▸ **Exercise objective**:
Return the records exactly as they are.

Stored dataset items
----------------
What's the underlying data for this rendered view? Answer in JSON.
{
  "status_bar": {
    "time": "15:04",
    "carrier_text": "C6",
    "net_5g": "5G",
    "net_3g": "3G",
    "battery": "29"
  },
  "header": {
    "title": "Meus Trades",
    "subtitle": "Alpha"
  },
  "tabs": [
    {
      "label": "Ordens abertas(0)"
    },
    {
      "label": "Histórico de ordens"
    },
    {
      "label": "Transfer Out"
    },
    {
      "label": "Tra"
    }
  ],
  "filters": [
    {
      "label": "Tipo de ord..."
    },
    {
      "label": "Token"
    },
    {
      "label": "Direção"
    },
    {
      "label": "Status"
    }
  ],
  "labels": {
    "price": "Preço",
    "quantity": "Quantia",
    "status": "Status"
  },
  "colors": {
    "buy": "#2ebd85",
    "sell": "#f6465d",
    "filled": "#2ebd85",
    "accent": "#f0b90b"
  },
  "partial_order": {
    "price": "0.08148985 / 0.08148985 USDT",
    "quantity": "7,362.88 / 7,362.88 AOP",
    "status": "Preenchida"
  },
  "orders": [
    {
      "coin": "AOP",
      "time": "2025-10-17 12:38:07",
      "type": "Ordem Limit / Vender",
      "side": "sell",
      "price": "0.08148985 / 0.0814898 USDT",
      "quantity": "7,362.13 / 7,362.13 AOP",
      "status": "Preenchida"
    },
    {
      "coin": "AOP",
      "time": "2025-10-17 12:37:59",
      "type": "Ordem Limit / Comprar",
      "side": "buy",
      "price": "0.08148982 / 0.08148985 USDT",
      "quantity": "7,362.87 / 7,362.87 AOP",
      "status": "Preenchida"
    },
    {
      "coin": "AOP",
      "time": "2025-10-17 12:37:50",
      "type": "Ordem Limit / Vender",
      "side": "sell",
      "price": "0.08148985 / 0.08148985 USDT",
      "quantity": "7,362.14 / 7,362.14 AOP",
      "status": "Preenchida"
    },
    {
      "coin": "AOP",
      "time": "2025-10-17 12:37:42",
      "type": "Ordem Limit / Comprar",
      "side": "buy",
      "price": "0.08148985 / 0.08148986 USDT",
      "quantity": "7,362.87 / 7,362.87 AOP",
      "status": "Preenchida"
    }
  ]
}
----------------
▸ **Result below**:
What's the underlying data for this rendered view? Answer in JSON.
{
  "status_bar": {
    "time": "15:04",
    "carrier_text": "C6",
    "net_5g": "5G",
    "net_3g": "3G",
    "battery": "29"
  },
  "header": {
    "title": "Meus Trades",
    "subtitle": "Alpha"
  },
  "tabs": [
    {
      "label": "Ordens abertas(0)"
    },
    {
      "label": "Histórico de ordens"
    },
    {
      "label": "Transfer Out"
    },
    {
      "label": "Tra"
    }
  ],
  "filters": [
    {
      "label": "Tipo de ord..."
    },
    {
      "label": "Token"
    },
    {
      "label": "Direção"
    },
    {
      "label": "Status"
    }
  ],
  "labels": {
    "price": "Preço",
    "quantity": "Quantia",
    "status": "Status"
  },
  "colors": {
    "buy": "#2ebd85",
    "sell": "#f6465d",
    "filled": "#2ebd85",
    "accent": "#f0b90b"
  },
  "partial_order": {
    "price": "0.08148985 / 0.08148985 USDT",
    "quantity": "7,362.88 / 7,362.88 AOP",
    "status": "Preenchida"
  },
  "orders": [
    {
      "coin": "AOP",
      "time": "2025-10-17 12:38:07",
      "type": "Ordem Limit / Vender",
      "side": "sell",
      "price": "0.08148985 / 0.0814898 USDT",
      "quantity": "7,362.13 / 7,362.13 AOP",
      "status": "Preenchida"
    },
    {
      "coin": "AOP",
      "time": "2025-10-17 12:37:59",
      "type": "Ordem Limit / Comprar",
      "side": "buy",
      "price": "0.08148982 / 0.08148985 USDT",
      "quantity": "7,362.87 / 7,362.87 AOP",
      "status": "Preenchida"
    },
    {
      "coin": "AOP",
      "time": "2025-10-17 12:37:50",
      "type": "Ordem Limit / Vender",
      "side": "sell",
      "price": "0.08148985 / 0.08148985 USDT",
      "quantity": "7,362.14 / 7,362.14 AOP",
      "status": "Preenchida"
    },
    {
      "coin": "AOP",
      "time": "2025-10-17 12:37:42",
      "type": "Ordem Limit / Comprar",
      "side": "buy",
      "price": "0.08148985 / 0.08148986 USDT",
      "quantity": "7,362.87 / 7,362.87 AOP",
      "status": "Preenchida"
    }
  ]
}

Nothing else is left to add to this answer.